* [TASK]: Return the listing below word for word.

* [PROVIDED RECORDS]:
— start —
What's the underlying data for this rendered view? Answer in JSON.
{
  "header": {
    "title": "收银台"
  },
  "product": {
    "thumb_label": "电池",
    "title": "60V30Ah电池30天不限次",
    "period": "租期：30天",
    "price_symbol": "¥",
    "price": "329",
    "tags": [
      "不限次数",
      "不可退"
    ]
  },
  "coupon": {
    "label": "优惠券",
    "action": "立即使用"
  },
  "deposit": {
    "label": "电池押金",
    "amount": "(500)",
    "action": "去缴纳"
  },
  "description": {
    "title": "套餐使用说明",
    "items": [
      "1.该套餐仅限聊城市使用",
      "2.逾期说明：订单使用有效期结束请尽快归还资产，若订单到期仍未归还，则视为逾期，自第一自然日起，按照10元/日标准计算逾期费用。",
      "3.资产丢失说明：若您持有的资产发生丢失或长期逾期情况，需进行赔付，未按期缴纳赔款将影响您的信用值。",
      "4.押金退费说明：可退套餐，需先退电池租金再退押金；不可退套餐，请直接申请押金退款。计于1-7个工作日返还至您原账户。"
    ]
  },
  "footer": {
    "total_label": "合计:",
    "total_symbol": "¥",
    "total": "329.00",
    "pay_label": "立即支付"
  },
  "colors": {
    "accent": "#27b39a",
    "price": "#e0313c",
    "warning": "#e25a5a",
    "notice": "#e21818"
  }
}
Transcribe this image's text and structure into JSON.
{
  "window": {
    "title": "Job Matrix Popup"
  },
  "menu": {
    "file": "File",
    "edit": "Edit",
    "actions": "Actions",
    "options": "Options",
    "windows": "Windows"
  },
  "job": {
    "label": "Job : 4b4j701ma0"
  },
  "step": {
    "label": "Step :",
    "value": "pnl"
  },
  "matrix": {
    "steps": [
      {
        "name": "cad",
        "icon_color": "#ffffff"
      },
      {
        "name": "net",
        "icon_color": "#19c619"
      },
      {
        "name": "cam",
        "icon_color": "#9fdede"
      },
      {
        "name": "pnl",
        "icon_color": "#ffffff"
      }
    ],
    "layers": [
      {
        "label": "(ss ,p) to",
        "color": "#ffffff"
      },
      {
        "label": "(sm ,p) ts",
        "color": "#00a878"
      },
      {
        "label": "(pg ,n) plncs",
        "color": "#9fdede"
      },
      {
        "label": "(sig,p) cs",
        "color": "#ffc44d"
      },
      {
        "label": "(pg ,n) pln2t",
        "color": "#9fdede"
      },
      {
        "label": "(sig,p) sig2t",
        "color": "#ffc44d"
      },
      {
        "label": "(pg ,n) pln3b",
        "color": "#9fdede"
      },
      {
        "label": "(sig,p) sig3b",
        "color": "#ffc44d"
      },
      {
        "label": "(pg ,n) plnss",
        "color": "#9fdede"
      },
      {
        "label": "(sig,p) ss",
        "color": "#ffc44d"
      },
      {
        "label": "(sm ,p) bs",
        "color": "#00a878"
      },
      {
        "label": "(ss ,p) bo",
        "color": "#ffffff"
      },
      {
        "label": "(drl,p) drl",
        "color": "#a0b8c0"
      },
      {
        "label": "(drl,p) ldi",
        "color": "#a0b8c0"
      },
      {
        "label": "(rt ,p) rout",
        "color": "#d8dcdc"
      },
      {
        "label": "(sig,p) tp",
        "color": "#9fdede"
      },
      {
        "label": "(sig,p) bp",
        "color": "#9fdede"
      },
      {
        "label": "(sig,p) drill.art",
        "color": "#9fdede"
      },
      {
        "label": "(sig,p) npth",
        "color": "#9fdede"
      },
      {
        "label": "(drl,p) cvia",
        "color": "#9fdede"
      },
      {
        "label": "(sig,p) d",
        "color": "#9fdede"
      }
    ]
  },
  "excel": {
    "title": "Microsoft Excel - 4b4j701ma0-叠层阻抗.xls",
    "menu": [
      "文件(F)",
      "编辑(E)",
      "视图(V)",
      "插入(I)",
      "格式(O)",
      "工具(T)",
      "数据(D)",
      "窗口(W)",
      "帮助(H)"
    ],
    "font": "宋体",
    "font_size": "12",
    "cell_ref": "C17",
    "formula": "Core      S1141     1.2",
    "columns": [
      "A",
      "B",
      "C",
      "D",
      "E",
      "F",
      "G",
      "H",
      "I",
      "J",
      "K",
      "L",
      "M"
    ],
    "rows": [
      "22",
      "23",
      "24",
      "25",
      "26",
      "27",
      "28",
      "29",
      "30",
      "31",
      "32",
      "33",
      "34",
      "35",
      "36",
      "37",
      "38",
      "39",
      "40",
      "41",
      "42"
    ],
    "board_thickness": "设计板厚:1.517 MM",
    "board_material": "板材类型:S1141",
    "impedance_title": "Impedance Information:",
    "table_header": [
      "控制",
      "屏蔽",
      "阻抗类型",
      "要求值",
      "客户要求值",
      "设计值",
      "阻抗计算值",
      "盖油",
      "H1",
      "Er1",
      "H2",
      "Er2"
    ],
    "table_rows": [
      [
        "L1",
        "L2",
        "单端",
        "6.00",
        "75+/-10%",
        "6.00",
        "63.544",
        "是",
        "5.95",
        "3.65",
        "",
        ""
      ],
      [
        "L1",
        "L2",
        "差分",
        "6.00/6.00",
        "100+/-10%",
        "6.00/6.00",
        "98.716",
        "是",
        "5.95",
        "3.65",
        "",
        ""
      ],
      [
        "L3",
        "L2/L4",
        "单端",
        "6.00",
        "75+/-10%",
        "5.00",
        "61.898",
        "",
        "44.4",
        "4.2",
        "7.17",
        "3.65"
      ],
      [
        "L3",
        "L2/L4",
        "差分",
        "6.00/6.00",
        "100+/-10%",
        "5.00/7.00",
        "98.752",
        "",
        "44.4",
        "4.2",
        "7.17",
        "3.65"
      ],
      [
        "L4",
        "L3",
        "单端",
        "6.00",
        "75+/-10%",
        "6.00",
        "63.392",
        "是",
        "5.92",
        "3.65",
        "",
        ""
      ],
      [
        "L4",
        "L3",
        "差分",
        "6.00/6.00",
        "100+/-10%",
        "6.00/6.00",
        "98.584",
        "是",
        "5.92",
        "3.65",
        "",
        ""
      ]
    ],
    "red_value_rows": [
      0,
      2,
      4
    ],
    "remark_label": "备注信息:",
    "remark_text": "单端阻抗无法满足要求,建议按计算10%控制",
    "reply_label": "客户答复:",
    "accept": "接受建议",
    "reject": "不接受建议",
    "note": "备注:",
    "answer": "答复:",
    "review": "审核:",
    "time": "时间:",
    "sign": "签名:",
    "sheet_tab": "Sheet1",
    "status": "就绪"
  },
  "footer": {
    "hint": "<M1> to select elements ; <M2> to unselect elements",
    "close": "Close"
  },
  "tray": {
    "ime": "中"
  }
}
— end —
* [ANSWER FOR THIS EXERCISE]:
What's the underlying data for this rendered view? Answer in JSON.
{
  "header": {
    "title": "收银台"
  },
  "product": {
    "thumb_label": "电池",
    "title": "60V30Ah电池30天不限次",
    "period": "租期：30天",
    "price_symbol": "¥",
    "price": "329",
    "tags": [
      "不限次数",
      "不可退"
    ]
  },
  "coupon": {
    "label": "优惠券",
    "action": "立即使用"
  },
  "deposit": {
    "label": "电池押金",
    "amount": "(500)",
    "action": "去缴纳"
  },
  "description": {
    "title": "套餐使用说明",
    "items": [
      "1.该套餐仅限聊城市使用",
      "2.逾期说明：订单使用有效期结束请尽快归还资产，若订单到期仍未归还，则视为逾期，自第一自然日起，按照10元/日标准计算逾期费用。",
      "3.资产丢失说明：若您持有的资产发生丢失或长期逾期情况，需进行赔付，未按期缴纳赔款将影响您的信用值。",
      "4.押金退费说明：可退套餐，需先退电池租金再退押金；不可退套餐，请直接申请押金退款。计于1-7个工作日返还至您原账户。"
    ]
  },
  "footer": {
    "total_label": "合计:",
    "total_symbol": "¥",
    "total": "329.00",
    "pay_label": "立即支付"
  },
  "colors": {
    "accent": "#27b39a",
    "price": "#e0313c",
    "warning": "#e25a5a",
    "notice": "#e21818"
  }
}
Transcribe this image's text and structure into JSON.
{
  "window": {
    "title": "Job Matrix Popup"
  },
  "menu": {
    "file": "File",
    "edit": "Edit",
    "actions": "Actions",
    "options": "Options",
    "windows": "Windows"
  },
  "job": {
    "label": "Job : 4b4j701ma0"
  },
  "step": {
    "label": "Step :",
    "value": "pnl"
  },
  "matrix": {
    "steps": [
      {
        "name": "cad",
        "icon_color": "#ffffff"
      },
      {
        "name": "net",
        "icon_color": "#19c619"
      },
      {
        "name": "cam",
        "icon_color": "#9fdede"
      },
      {
        "name": "pnl",
        "icon_color": "#ffffff"
      }
    ],
    "layers": [
      {
        "label": "(ss ,p) to",
        "color": "#ffffff"
      },
      {
        "label": "(sm ,p) ts",
        "color": "#00a878"
      },
      {
        "label": "(pg ,n) plncs",
        "color": "#9fdede"
      },
      {
        "label": "(sig,p) cs",
        "color": "#ffc44d"
      },
      {
        "label": "(pg ,n) pln2t",
        "color": "#9fdede"
      },
      {
        "label": "(sig,p) sig2t",
        "color": "#ffc44d"
      },
      {
        "label": "(pg ,n) pln3b",
        "color": "#9fdede"
      },
      {
        "label": "(sig,p) sig3b",
        "color": "#ffc44d"
      },
      {
        "label": "(pg ,n) plnss",
        "color": "#9fdede"
      },
      {
        "label": "(sig,p) ss",
        "color": "#ffc44d"
      },
      {
        "label": "(sm ,p) bs",
        "color": "#00a878"
      },
      {
        "label": "(ss ,p) bo",
        "color": "#ffffff"
      },
      {
        "label": "(drl,p) drl",
        "color": "#a0b8c0"
      },
      {
        "label": "(drl,p) ldi",
        "color": "#a0b8c0"
      },
      {
        "label": "(rt ,p) rout",
        "color": "#d8dcdc"
      },
      {
        "label": "(sig,p) tp",
        "color": "#9fdede"
      },
      {
        "label": "(sig,p) bp",
        "color": "#9fdede"
      },
      {
        "label": "(sig,p) drill.art",
        "color": "#9fdede"
      },
      {
        "label": "(sig,p) npth",
        "color": "#9fdede"
      },
      {
        "label": "(drl,p) cvia",
        "color": "#9fdede"
      },
      {
        "label": "(sig,p) d",
        "color": "#9fdede"
      }
    ]
  },
  "excel": {
    "title": "Microsoft Excel - 4b4j701ma0-叠层阻抗.xls",
    "menu": [
      "文件(F)",
      "编辑(E)",
      "视图(V)",
      "插入(I)",
      "格式(O)",
      "工具(T)",
      "数据(D)",
      "窗口(W)",
      "帮助(H)"
    ],
    "font": "宋体",
    "font_size": "12",
    "cell_ref": "C17",
    "formula": "Core      S1141     1.2",
    "columns": [
      "A",
      "B",
      "C",
      "D",
      "E",
      "F",
      "G",
      "H",
      "I",
      "J",
      "K",
      "L",
      "M"
    ],
    "rows": [
      "22",
      "23",
      "24",
      "25",
      "26",
      "27",
      "28",
      "29",
      "30",
      "31",
      "32",
      "33",
      "34",
      "35",
      "36",
      "37",
      "38",
      "39",
      "40",
      "41",
      "42"
    ],
    "board_thickness": "设计板厚:1.517 MM",
    "board_material": "板材类型:S1141",
    "impedance_title": "Impedance Information:",
    "table_header": [
      "控制",
      "屏蔽",
      "阻抗类型",
      "要求值",
      "客户要求值",
      "设计值",
      "阻抗计算值",
      "盖油",
      "H1",
      "Er1",
      "H2",
      "Er2"
    ],
    "table_rows": [
      [
        "L1",
        "L2",
        "单端",
        "6.00",
        "75+/-10%",
        "6.00",
        "63.544",
        "是",
        "5.95",
        "3.65",
        "",
        ""
      ],
      [
        "L1",
        "L2",
        "差分",
        "6.00/6.00",
        "100+/-10%",
        "6.00/6.00",
        "98.716",
        "是",
        "5.95",
        "3.65",
        "",
        ""
      ],
      [
        "L3",
        "L2/L4",
        "单端",
        "6.00",
        "75+/-10%",
        "5.00",
        "61.898",
        "",
        "44.4",
        "4.2",
        "7.17",
        "3.65"
      ],
      [
        "L3",
        "L2/L4",
        "差分",
        "6.00/6.00",
        "100+/-10%",
        "5.00/7.00",
        "98.752",
        "",
        "44.4",
        "4.2",
        "7.17",
        "3.65"
      ],
      [
        "L4",
        "L3",
        "单端",
        "6.00",
        "75+/-10%",
        "6.00",
        "63.392",
        "是",
        "5.92",
        "3.65",
        "",
        ""
      ],
      [
        "L4",
        "L3",
        "差分",
        "6.00/6.00",
        "100+/-10%",
        "6.00/6.00",
        "98.584",
        "是",
        "5.92",
        "3.65",
        "",
        ""
      ]
    ],
    "red_value_rows": [
      0,
      2,
      4
    ],
    "remark_label": "备注信息:",
    "remark_text": "单端阻抗无法满足要求,建议按计算10%控制",
    "reply_label": "客户答复:",
    "accept": "接受建议",
    "reject": "不接受建议",
    "note": "备注:",
    "answer": "答复:",
    "review": "审核:",
    "time": "时间:",
    "sign": "签名:",
    "sheet_tab": "Sheet1",
    "status": "就绪"
  },
  "footer": {
    "hint": "<M1> to select elements ; <M2> to unselect elements",
    "close": "Close"
  },
  "tray": {
    "ime": "中"
  }
}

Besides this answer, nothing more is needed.